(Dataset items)
%%

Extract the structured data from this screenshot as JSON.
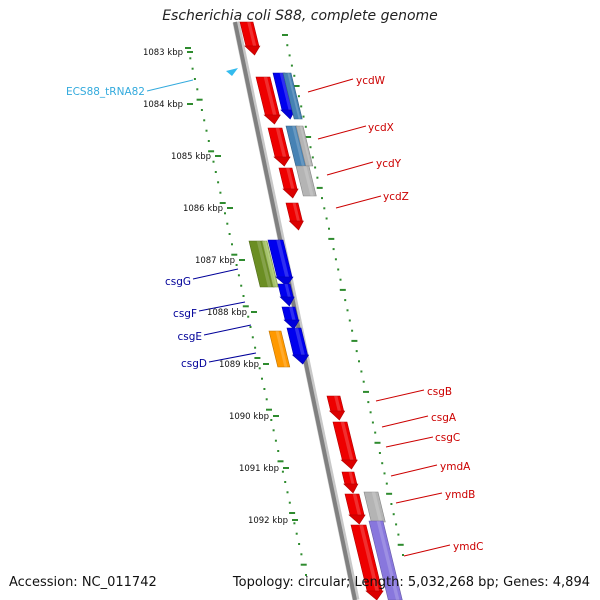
{
  "title": "Escherichia coli S88, complete genome",
  "footer": {
    "accession": "Accession: NC_011742",
    "summary": "Topology: circular; Length: 5,032,268 bp; Genes: 4,894"
  },
  "colors": {
    "backbone": "#808080",
    "tick": "#2e8b2e",
    "label_red": "#cc0000",
    "label_blue": "#000099",
    "label_trna": "#33aadd",
    "gene_red": "#ee0000",
    "gene_blue": "#0000ee",
    "gene_green": "#6b8e23",
    "gene_orange": "#ff9900",
    "gene_gray": "#b4b4b4",
    "gene_steel": "#4682b4",
    "gene_lavender": "#8877dd"
  },
  "scale": {
    "labels": [
      "1083 kbp",
      "1084 kbp",
      "1085 kbp",
      "1086 kbp",
      "1087 kbp",
      "1088 kbp",
      "1089 kbp",
      "1090 kbp",
      "1091 kbp",
      "1092 kbp"
    ]
  },
  "labels": [
    {
      "text": "ECS88_tRNA82",
      "color": "label_trna",
      "side": "left"
    },
    {
      "text": "ycdW",
      "color": "label_red",
      "side": "right"
    },
    {
      "text": "ycdX",
      "color": "label_red",
      "side": "right"
    },
    {
      "text": "ycdY",
      "color": "label_red",
      "side": "right"
    },
    {
      "text": "ycdZ",
      "color": "label_red",
      "side": "right"
    },
    {
      "text": "csgG",
      "color": "label_blue",
      "side": "left"
    },
    {
      "text": "csgF",
      "color": "label_blue",
      "side": "left"
    },
    {
      "text": "csgE",
      "color": "label_blue",
      "side": "left"
    },
    {
      "text": "csgD",
      "color": "label_blue",
      "side": "left"
    },
    {
      "text": "csgB",
      "color": "label_red",
      "side": "right"
    },
    {
      "text": "csgA",
      "color": "label_red",
      "side": "right"
    },
    {
      "text": "csgC",
      "color": "label_red",
      "side": "right"
    },
    {
      "text": "ymdA",
      "color": "label_red",
      "side": "right"
    },
    {
      "text": "ymdB",
      "color": "label_red",
      "side": "right"
    },
    {
      "text": "ymdC",
      "color": "label_red",
      "side": "right"
    }
  ]
}
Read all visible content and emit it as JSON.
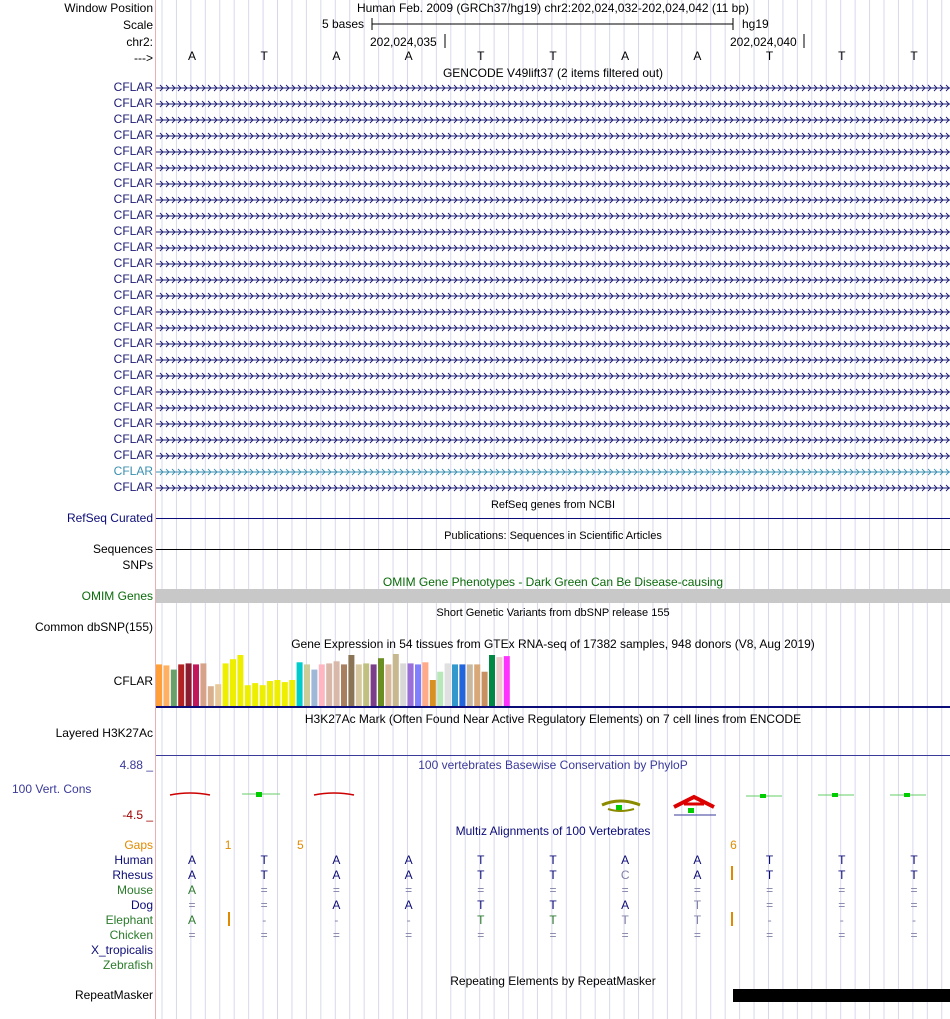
{
  "colors": {
    "gencode_label": "#1a1a73",
    "gencode_highlight": "#3a8fb0",
    "refseq": "#0c0c78",
    "omim": "#0a6b0a",
    "omim_bar": "#c8c8c8",
    "phylop": "#3a3a9a",
    "phylop_neg": "#a00000",
    "gaps": "#e08a00",
    "human": "#0c0c78",
    "mammal": "#0c0c78",
    "mouse": "#2a7a2a",
    "elephant": "#2a7a2a",
    "chicken": "#2a7a2a",
    "xtrop": "#0c0c78",
    "zebrafish": "#2a7a2a",
    "grid": "#d8d8ec"
  },
  "ruler": {
    "window_label": "Window Position",
    "scale_label": "Scale",
    "chr_label": "chr2:",
    "strand_label": "--->",
    "assembly_text": "Human Feb. 2009 (GRCh37/hg19)   chr2:202,024,032-202,024,042 (11 bp)",
    "scale_text": "5 bases",
    "scale_db": "hg19",
    "pos1": "202,024,035",
    "pos2": "202,024,040",
    "bases": [
      "A",
      "T",
      "A",
      "A",
      "T",
      "T",
      "A",
      "A",
      "T",
      "T",
      "T"
    ]
  },
  "gencode": {
    "title": "GENCODE V49lift37 (2 items filtered out)",
    "labels": [
      "CFLAR",
      "CFLAR",
      "CFLAR",
      "CFLAR",
      "CFLAR",
      "CFLAR",
      "CFLAR",
      "CFLAR",
      "CFLAR",
      "CFLAR",
      "CFLAR",
      "CFLAR",
      "CFLAR",
      "CFLAR",
      "CFLAR",
      "CFLAR",
      "CFLAR",
      "CFLAR",
      "CFLAR",
      "CFLAR",
      "CFLAR",
      "CFLAR",
      "CFLAR",
      "CFLAR",
      "CFLAR",
      "CFLAR"
    ],
    "highlight_index": 24
  },
  "refseq": {
    "title": "RefSeq genes from NCBI",
    "label": "RefSeq Curated"
  },
  "publications": {
    "title": "Publications: Sequences in Scientific Articles",
    "label": "Sequences"
  },
  "snps": {
    "label": "SNPs"
  },
  "omim": {
    "title": "OMIM Gene Phenotypes - Dark Green Can Be Disease-causing",
    "label": "OMIM Genes"
  },
  "dbsnp": {
    "title": "Short Genetic Variants from dbSNP release 155",
    "label": "Common dbSNP(155)"
  },
  "gtex": {
    "title": "Gene Expression in 54 tissues from GTEx RNA-seq of 17382 samples, 948 donors (V8, Aug 2019)",
    "label": "CFLAR",
    "bars": [
      {
        "h": 0.8,
        "c": "#ff9f3a"
      },
      {
        "h": 0.78,
        "c": "#ffb060"
      },
      {
        "h": 0.7,
        "c": "#6aa06a"
      },
      {
        "h": 0.8,
        "c": "#b22222"
      },
      {
        "h": 0.82,
        "c": "#8b1c30"
      },
      {
        "h": 0.8,
        "c": "#c2185b"
      },
      {
        "h": 0.82,
        "c": "#d6a38a"
      },
      {
        "h": 0.38,
        "c": "#d8b090"
      },
      {
        "h": 0.42,
        "c": "#e8c898"
      },
      {
        "h": 0.82,
        "c": "#eeee00"
      },
      {
        "h": 0.9,
        "c": "#eeee00"
      },
      {
        "h": 0.98,
        "c": "#eeee00"
      },
      {
        "h": 0.4,
        "c": "#eeee00"
      },
      {
        "h": 0.44,
        "c": "#eeee00"
      },
      {
        "h": 0.4,
        "c": "#eeee00"
      },
      {
        "h": 0.48,
        "c": "#eeee00"
      },
      {
        "h": 0.5,
        "c": "#eeee00"
      },
      {
        "h": 0.46,
        "c": "#eeee00"
      },
      {
        "h": 0.5,
        "c": "#eeee00"
      },
      {
        "h": 0.84,
        "c": "#00cccc"
      },
      {
        "h": 0.8,
        "c": "#cccc99"
      },
      {
        "h": 0.7,
        "c": "#a0b8d8"
      },
      {
        "h": 0.8,
        "c": "#ffb6c1"
      },
      {
        "h": 0.82,
        "c": "#d8b8a8"
      },
      {
        "h": 0.86,
        "c": "#d8b8a8"
      },
      {
        "h": 0.8,
        "c": "#a88060"
      },
      {
        "h": 0.98,
        "c": "#8b7355"
      },
      {
        "h": 0.8,
        "c": "#d8c8a0"
      },
      {
        "h": 0.82,
        "c": "#c0c080"
      },
      {
        "h": 0.8,
        "c": "#7b3f8a"
      },
      {
        "h": 0.92,
        "c": "#6b8e23"
      },
      {
        "h": 0.8,
        "c": "#d8b898"
      },
      {
        "h": 1.0,
        "c": "#c8b890"
      },
      {
        "h": 0.82,
        "c": "#d8d8d8"
      },
      {
        "h": 0.82,
        "c": "#9a70d8"
      },
      {
        "h": 0.8,
        "c": "#8080ff"
      },
      {
        "h": 0.84,
        "c": "#ffaa88"
      },
      {
        "h": 0.5,
        "c": "#d89020"
      },
      {
        "h": 0.66,
        "c": "#b8e8b8"
      },
      {
        "h": 0.82,
        "c": "#e0e0e0"
      },
      {
        "h": 0.8,
        "c": "#3399cc"
      },
      {
        "h": 0.8,
        "c": "#2266dd"
      },
      {
        "h": 0.8,
        "c": "#c8b8a0"
      },
      {
        "h": 0.8,
        "c": "#d8a878"
      },
      {
        "h": 0.66,
        "c": "#c89060"
      },
      {
        "h": 0.98,
        "c": "#008844"
      },
      {
        "h": 0.94,
        "c": "#eecccc"
      },
      {
        "h": 0.96,
        "c": "#ff33ff"
      }
    ]
  },
  "h3k27ac": {
    "title": "H3K27Ac Mark (Often Found Near Active Regulatory Elements) on 7 cell lines from ENCODE",
    "label": "Layered H3K27Ac"
  },
  "phylop": {
    "title": "100 vertebrates Basewise Conservation by PhyloP",
    "label": "100 Vert. Cons",
    "max_label": "4.88 _",
    "min_label": "-4.5 _"
  },
  "multiz": {
    "title": "Multiz Alignments of 100 Vertebrates",
    "gaps_label": "Gaps",
    "gap_numbers": [
      {
        "col": 0.5,
        "t": "1"
      },
      {
        "col": 1.5,
        "t": "5"
      },
      {
        "col": 7.5,
        "t": "6"
      }
    ],
    "species": [
      {
        "name": "Human",
        "color": "human",
        "seq": [
          "A",
          "T",
          "A",
          "A",
          "T",
          "T",
          "A",
          "A",
          "T",
          "T",
          "T"
        ]
      },
      {
        "name": "Rhesus",
        "color": "mammal",
        "seq": [
          "A",
          "T",
          "A",
          "A",
          "T",
          "T",
          "C",
          "A",
          "T",
          "T",
          "T"
        ]
      },
      {
        "name": "Mouse",
        "color": "mouse",
        "seq": [
          "A",
          "=",
          "=",
          "=",
          "=",
          "=",
          "=",
          "=",
          "=",
          "=",
          "="
        ]
      },
      {
        "name": "Dog",
        "color": "mammal",
        "seq": [
          "=",
          "=",
          "A",
          "A",
          "T",
          "T",
          "A",
          "T",
          "=",
          "=",
          "="
        ]
      },
      {
        "name": "Elephant",
        "color": "elephant",
        "seq": [
          "A",
          "-",
          "-",
          "-",
          "T",
          "T",
          "T",
          "T",
          "-",
          "-",
          "-"
        ]
      },
      {
        "name": "Chicken",
        "color": "chicken",
        "seq": [
          "=",
          "=",
          "=",
          "=",
          "=",
          "=",
          "=",
          "=",
          "=",
          "=",
          "="
        ]
      },
      {
        "name": "X_tropicalis",
        "color": "xtrop",
        "seq": [
          "",
          "",
          "",
          "",
          "",
          "",
          "",
          "",
          "",
          "",
          ""
        ]
      },
      {
        "name": "Zebrafish",
        "color": "zebrafish",
        "seq": [
          "",
          "",
          "",
          "",
          "",
          "",
          "",
          "",
          "",
          "",
          ""
        ]
      }
    ]
  },
  "repeatmasker": {
    "title": "Repeating Elements by RepeatMasker",
    "label": "RepeatMasker"
  }
}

%%

WHAT YOU WILL DO
Which lines of the records above contain the word "name"? Report each one in full.

ANSWER TO THE EXERCISE
        "name": "Human",
        "name": "Rhesus",
        "name": "Mouse",
        "name": "Dog",
        "name": "Elephant",
        "name": "Chicken",
        "name": "X_tropicalis",
        "name": "Zebrafish",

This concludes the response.